◆ **What is expected**:
Quote the whole listing verbatim.

(Stored data entries)
------------------------------

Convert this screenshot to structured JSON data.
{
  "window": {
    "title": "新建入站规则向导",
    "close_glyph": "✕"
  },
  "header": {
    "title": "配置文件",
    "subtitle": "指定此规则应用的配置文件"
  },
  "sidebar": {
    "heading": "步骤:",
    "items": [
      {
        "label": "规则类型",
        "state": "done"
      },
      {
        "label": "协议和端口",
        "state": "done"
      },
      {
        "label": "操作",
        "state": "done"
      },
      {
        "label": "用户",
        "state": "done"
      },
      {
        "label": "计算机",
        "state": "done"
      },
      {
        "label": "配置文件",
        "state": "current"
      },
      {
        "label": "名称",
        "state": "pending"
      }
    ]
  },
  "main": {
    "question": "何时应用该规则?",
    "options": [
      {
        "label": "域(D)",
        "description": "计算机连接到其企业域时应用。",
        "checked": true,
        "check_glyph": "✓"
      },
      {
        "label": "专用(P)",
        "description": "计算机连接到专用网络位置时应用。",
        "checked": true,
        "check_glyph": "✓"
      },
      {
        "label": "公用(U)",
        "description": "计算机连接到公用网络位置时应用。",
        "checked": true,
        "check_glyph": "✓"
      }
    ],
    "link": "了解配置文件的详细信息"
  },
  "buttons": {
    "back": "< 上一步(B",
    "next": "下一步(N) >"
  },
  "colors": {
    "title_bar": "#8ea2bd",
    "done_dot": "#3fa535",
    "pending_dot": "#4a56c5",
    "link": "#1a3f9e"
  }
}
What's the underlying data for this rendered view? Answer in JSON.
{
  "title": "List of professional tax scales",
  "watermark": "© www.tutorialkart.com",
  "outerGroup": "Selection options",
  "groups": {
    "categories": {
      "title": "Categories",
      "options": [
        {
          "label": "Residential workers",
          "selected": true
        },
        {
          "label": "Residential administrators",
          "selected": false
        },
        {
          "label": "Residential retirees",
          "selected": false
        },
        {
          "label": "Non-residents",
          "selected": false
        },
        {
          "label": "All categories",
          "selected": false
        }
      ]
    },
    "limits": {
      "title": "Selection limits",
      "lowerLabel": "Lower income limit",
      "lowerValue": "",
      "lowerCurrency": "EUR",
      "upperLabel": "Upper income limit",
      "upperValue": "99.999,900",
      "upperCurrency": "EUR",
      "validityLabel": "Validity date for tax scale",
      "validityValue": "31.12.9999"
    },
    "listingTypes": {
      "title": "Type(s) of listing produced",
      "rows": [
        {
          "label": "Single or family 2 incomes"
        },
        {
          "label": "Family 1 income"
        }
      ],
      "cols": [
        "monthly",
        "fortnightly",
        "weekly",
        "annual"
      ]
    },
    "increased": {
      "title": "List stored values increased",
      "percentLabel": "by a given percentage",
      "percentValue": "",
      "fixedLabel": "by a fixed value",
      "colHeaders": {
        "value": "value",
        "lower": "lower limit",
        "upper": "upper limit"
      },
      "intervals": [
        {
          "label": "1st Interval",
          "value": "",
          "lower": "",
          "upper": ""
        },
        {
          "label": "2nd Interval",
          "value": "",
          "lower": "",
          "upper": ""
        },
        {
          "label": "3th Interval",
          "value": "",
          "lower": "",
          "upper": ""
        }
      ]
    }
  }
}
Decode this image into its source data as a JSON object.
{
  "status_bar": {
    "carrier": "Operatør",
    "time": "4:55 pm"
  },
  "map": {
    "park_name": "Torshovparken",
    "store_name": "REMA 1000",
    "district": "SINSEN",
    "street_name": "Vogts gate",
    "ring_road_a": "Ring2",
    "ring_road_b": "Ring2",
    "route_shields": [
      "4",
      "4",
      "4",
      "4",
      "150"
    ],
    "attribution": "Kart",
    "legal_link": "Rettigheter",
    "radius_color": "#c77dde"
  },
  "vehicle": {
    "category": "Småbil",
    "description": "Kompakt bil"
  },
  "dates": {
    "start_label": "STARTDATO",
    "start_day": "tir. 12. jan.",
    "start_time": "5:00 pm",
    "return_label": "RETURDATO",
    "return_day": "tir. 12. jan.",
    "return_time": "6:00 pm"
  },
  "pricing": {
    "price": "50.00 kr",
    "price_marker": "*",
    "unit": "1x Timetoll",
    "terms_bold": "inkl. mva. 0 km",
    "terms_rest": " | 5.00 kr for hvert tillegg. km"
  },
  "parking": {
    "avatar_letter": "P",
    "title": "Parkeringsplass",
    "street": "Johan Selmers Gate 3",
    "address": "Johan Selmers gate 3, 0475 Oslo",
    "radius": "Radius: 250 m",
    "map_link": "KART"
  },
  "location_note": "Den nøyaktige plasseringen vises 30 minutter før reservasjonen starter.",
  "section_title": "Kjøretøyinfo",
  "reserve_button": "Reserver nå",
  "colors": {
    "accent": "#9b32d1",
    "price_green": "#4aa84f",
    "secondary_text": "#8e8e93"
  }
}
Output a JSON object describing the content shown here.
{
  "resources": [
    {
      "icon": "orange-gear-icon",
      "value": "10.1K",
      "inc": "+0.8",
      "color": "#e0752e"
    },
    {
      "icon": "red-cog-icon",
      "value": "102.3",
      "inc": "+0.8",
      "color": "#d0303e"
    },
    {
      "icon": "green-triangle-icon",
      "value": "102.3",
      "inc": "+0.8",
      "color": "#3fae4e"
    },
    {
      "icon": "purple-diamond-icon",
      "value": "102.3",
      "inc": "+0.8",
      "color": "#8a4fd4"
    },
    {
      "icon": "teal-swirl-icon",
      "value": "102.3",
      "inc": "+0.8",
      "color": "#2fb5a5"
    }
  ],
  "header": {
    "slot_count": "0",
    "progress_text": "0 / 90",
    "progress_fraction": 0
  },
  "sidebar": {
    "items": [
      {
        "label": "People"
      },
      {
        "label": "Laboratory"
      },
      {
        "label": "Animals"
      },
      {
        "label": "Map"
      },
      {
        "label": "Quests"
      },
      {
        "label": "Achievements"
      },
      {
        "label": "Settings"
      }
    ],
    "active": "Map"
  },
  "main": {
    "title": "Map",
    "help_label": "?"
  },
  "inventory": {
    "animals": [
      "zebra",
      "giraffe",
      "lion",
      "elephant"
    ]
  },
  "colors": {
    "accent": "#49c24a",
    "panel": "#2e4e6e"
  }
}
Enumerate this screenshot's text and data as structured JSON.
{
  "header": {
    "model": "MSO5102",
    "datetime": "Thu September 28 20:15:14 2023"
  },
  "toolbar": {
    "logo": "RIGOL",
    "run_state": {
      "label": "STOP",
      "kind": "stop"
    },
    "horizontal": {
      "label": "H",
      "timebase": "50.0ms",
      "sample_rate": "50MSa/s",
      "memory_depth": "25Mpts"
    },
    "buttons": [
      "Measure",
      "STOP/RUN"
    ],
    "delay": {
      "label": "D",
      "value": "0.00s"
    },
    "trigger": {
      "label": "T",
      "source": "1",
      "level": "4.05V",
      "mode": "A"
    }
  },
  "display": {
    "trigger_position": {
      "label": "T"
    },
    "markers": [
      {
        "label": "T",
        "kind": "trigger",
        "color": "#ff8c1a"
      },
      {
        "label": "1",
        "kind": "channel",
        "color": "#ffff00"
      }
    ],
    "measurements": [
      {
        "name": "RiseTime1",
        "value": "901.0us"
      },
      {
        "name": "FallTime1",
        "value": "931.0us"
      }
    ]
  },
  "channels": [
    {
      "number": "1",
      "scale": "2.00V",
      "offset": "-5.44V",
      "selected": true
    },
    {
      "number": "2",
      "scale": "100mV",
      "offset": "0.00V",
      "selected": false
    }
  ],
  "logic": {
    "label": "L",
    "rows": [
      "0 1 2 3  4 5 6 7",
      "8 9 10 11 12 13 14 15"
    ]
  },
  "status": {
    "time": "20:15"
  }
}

------------------------------

◆ **Answer to this problem**:
Convert this screenshot to structured JSON data.
{
  "window": {
    "title": "新建入站规则向导",
    "close_glyph": "✕"
  },
  "header": {
    "title": "配置文件",
    "subtitle": "指定此规则应用的配置文件"
  },
  "sidebar": {
    "heading": "步骤:",
    "items": [
      {
        "label": "规则类型",
        "state": "done"
      },
      {
        "label": "协议和端口",
        "state": "done"
      },
      {
        "label": "操作",
        "state": "done"
      },
      {
        "label": "用户",
        "state": "done"
      },
      {
        "label": "计算机",
        "state": "done"
      },
      {
        "label": "配置文件",
        "state": "current"
      },
      {
        "label": "名称",
        "state": "pending"
      }
    ]
  },
  "main": {
    "question": "何时应用该规则?",
    "options": [
      {
        "label": "域(D)",
        "description": "计算机连接到其企业域时应用。",
        "checked": true,
        "check_glyph": "✓"
      },
      {
        "label": "专用(P)",
        "description": "计算机连接到专用网络位置时应用。",
        "checked": true,
        "check_glyph": "✓"
      },
      {
        "label": "公用(U)",
        "description": "计算机连接到公用网络位置时应用。",
        "checked": true,
        "check_glyph": "✓"
      }
    ],
    "link": "了解配置文件的详细信息"
  },
  "buttons": {
    "back": "< 上一步(B",
    "next": "下一步(N) >"
  },
  "colors": {
    "title_bar": "#8ea2bd",
    "done_dot": "#3fa535",
    "pending_dot": "#4a56c5",
    "link": "#1a3f9e"
  }
}
What's the underlying data for this rendered view? Answer in JSON.
{
  "title": "List of professional tax scales",
  "watermark": "© www.tutorialkart.com",
  "outerGroup": "Selection options",
  "groups": {
    "categories": {
      "title": "Categories",
      "options": [
        {
          "label": "Residential workers",
          "selected": true
        },
        {
          "label": "Residential administrators",
          "selected": false
        },
        {
          "label": "Residential retirees",
          "selected": false
        },
        {
          "label": "Non-residents",
          "selected": false
        },
        {
          "label": "All categories",
          "selected": false
        }
      ]
    },
    "limits": {
      "title": "Selection limits",
      "lowerLabel": "Lower income limit",
      "lowerValue": "",
      "lowerCurrency": "EUR",
      "upperLabel": "Upper income limit",
      "upperValue": "99.999,900",
      "upperCurrency": "EUR",
      "validityLabel": "Validity date for tax scale",
      "validityValue": "31.12.9999"
    },
    "listingTypes": {
      "title": "Type(s) of listing produced",
      "rows": [
        {
          "label": "Single or family 2 incomes"
        },
        {
          "label": "Family 1 income"
        }
      ],
      "cols": [
        "monthly",
        "fortnightly",
        "weekly",
        "annual"
      ]
    },
    "increased": {
      "title": "List stored values increased",
      "percentLabel": "by a given percentage",
      "percentValue": "",
      "fixedLabel": "by a fixed value",
      "colHeaders": {
        "value": "value",
        "lower": "lower limit",
        "upper": "upper limit"
      },
      "intervals": [
        {
          "label": "1st Interval",
          "value": "",
          "lower": "",
          "upper": ""
        },
        {
          "label": "2nd Interval",
          "value": "",
          "lower": "",
          "upper": ""
        },
        {
          "label": "3th Interval",
          "value": "",
          "lower": "",
          "upper": ""
        }
      ]
    }
  }
}
Decode this image into its source data as a JSON object.
{
  "status_bar": {
    "carrier": "Operatør",
    "time": "4:55 pm"
  },
  "map": {
    "park_name": "Torshovparken",
    "store_name": "REMA 1000",
    "district": "SINSEN",
    "street_name": "Vogts gate",
    "ring_road_a": "Ring2",
    "ring_road_b": "Ring2",
    "route_shields": [
      "4",
      "4",
      "4",
      "4",
      "150"
    ],
    "attribution": "Kart",
    "legal_link": "Rettigheter",
    "radius_color": "#c77dde"
  },
  "vehicle": {
    "category": "Småbil",
    "description": "Kompakt bil"
  },
  "dates": {
    "start_label": "STARTDATO",
    "start_day": "tir. 12. jan.",
    "start_time": "5:00 pm",
    "return_label": "RETURDATO",
    "return_day": "tir. 12. jan.",
    "return_time": "6:00 pm"
  },
  "pricing": {
    "price": "50.00 kr",
    "price_marker": "*",
    "unit": "1x Timetoll",
    "terms_bold": "inkl. mva. 0 km",
    "terms_rest": " | 5.00 kr for hvert tillegg. km"
  },
  "parking": {
    "avatar_letter": "P",
    "title": "Parkeringsplass",
    "street": "Johan Selmers Gate 3",
    "address": "Johan Selmers gate 3, 0475 Oslo",
    "radius": "Radius: 250 m",
    "map_link": "KART"
  },
  "location_note": "Den nøyaktige plasseringen vises 30 minutter før reservasjonen starter.",
  "section_title": "Kjøretøyinfo",
  "reserve_button": "Reserver nå",
  "colors": {
    "accent": "#9b32d1",
    "price_green": "#4aa84f",
    "secondary_text": "#8e8e93"
  }
}
Output a JSON object describing the content shown here.
{
  "resources": [
    {
      "icon": "orange-gear-icon",
      "value": "10.1K",
      "inc": "+0.8",
      "color": "#e0752e"
    },
    {
      "icon": "red-cog-icon",
      "value": "102.3",
      "inc": "+0.8",
      "color": "#d0303e"
    },
    {
      "icon": "green-triangle-icon",
      "value": "102.3",
      "inc": "+0.8",
      "color": "#3fae4e"
    },
    {
      "icon": "purple-diamond-icon",
      "value": "102.3",
      "inc": "+0.8",
      "color": "#8a4fd4"
    },
    {
      "icon": "teal-swirl-icon",
      "value": "102.3",
      "inc": "+0.8",
      "color": "#2fb5a5"
    }
  ],
  "header": {
    "slot_count": "0",
    "progress_text": "0 / 90",
    "progress_fraction": 0
  },
  "sidebar": {
    "items": [
      {
        "label": "People"
      },
      {
        "label": "Laboratory"
      },
      {
        "label": "Animals"
      },
      {
        "label": "Map"
      },
      {
        "label": "Quests"
      },
      {
        "label": "Achievements"
      },
      {
        "label": "Settings"
      }
    ],
    "active": "Map"
  },
  "main": {
    "title": "Map",
    "help_label": "?"
  },
  "inventory": {
    "animals": [
      "zebra",
      "giraffe",
      "lion",
      "elephant"
    ]
  },
  "colors": {
    "accent": "#49c24a",
    "panel": "#2e4e6e"
  }
}
Enumerate this screenshot's text and data as structured JSON.
{
  "header": {
    "model": "MSO5102",
    "datetime": "Thu September 28 20:15:14 2023"
  },
  "toolbar": {
    "logo": "RIGOL",
    "run_state": {
      "label": "STOP",
      "kind": "stop"
    },
    "horizontal": {
      "label": "H",
      "timebase": "50.0ms",
      "sample_rate": "50MSa/s",
      "memory_depth": "25Mpts"
    },
    "buttons": [
      "Measure",
      "STOP/RUN"
    ],
    "delay": {
      "label": "D",
      "value": "0.00s"
    },
    "trigger": {
      "label": "T",
      "source": "1",
      "level": "4.05V",
      "mode": "A"
    }
  },
  "display": {
    "trigger_position": {
      "label": "T"
    },
    "markers": [
      {
        "label": "T",
        "kind": "trigger",
        "color": "#ff8c1a"
      },
      {
        "label": "1",
        "kind": "channel",
        "color": "#ffff00"
      }
    ],
    "measurements": [
      {
        "name": "RiseTime1",
        "value": "901.0us"
      },
      {
        "name": "FallTime1",
        "value": "931.0us"
      }
    ]
  },
  "channels": [
    {
      "number": "1",
      "scale": "2.00V",
      "offset": "-5.44V",
      "selected": true
    },
    {
      "number": "2",
      "scale": "100mV",
      "offset": "0.00V",
      "selected": false
    }
  ],
  "logic": {
    "label": "L",
    "rows": [
      "0 1 2 3  4 5 6 7",
      "8 9 10 11 12 13 14 15"
    ]
  },
  "status": {
    "time": "20:15"
  }
}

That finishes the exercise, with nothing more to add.